-------- MATERIAL FOR THE TASK
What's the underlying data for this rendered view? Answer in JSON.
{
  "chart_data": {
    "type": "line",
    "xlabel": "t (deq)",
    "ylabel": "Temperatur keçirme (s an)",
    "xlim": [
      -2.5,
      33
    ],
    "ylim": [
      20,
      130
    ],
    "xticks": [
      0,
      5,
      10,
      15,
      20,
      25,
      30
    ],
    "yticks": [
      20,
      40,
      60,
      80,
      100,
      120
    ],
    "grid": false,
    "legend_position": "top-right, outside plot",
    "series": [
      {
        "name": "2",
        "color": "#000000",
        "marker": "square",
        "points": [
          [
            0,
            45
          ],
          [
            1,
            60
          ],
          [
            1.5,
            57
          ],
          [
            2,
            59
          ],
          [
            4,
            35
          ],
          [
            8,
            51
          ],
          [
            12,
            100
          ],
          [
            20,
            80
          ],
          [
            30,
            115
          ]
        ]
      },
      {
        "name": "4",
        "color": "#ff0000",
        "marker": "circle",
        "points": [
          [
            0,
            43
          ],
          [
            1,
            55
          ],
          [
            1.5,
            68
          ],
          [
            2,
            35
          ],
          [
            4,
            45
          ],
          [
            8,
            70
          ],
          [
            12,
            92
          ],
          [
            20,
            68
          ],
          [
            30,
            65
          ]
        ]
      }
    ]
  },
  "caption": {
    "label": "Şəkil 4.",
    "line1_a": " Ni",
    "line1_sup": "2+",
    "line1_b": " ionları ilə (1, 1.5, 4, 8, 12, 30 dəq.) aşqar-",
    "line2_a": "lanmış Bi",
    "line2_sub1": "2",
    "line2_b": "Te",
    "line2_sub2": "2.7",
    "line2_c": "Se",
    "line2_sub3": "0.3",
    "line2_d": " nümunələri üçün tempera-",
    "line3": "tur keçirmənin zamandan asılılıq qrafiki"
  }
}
----------------
EXERCISE: Set down all of the entries exactly, please.

WRITTEN REPLY:
What's the underlying data for this rendered view? Answer in JSON.
{
  "chart_data": {
    "type": "line",
    "xlabel": "t (deq)",
    "ylabel": "Temperatur keçirme (s an)",
    "xlim": [
      -2.5,
      33
    ],
    "ylim": [
      20,
      130
    ],
    "xticks": [
      0,
      5,
      10,
      15,
      20,
      25,
      30
    ],
    "yticks": [
      20,
      40,
      60,
      80,
      100,
      120
    ],
    "grid": false,
    "legend_position": "top-right, outside plot",
    "series": [
      {
        "name": "2",
        "color": "#000000",
        "marker": "square",
        "points": [
          [
            0,
            45
          ],
          [
            1,
            60
          ],
          [
            1.5,
            57
          ],
          [
            2,
            59
          ],
          [
            4,
            35
          ],
          [
            8,
            51
          ],
          [
            12,
            100
          ],
          [
            20,
            80
          ],
          [
            30,
            115
          ]
        ]
      },
      {
        "name": "4",
        "color": "#ff0000",
        "marker": "circle",
        "points": [
          [
            0,
            43
          ],
          [
            1,
            55
          ],
          [
            1.5,
            68
          ],
          [
            2,
            35
          ],
          [
            4,
            45
          ],
          [
            8,
            70
          ],
          [
            12,
            92
          ],
          [
            20,
            68
          ],
          [
            30,
            65
          ]
        ]
      }
    ]
  },
  "caption": {
    "label": "Şəkil 4.",
    "line1_a": " Ni",
    "line1_sup": "2+",
    "line1_b": " ionları ilə (1, 1.5, 4, 8, 12, 30 dəq.) aşqar-",
    "line2_a": "lanmış Bi",
    "line2_sub1": "2",
    "line2_b": "Te",
    "line2_sub2": "2.7",
    "line2_c": "Se",
    "line2_sub3": "0.3",
    "line2_d": " nümunələri üçün tempera-",
    "line3": "tur keçirmənin zamandan asılılıq qrafiki"
  }
}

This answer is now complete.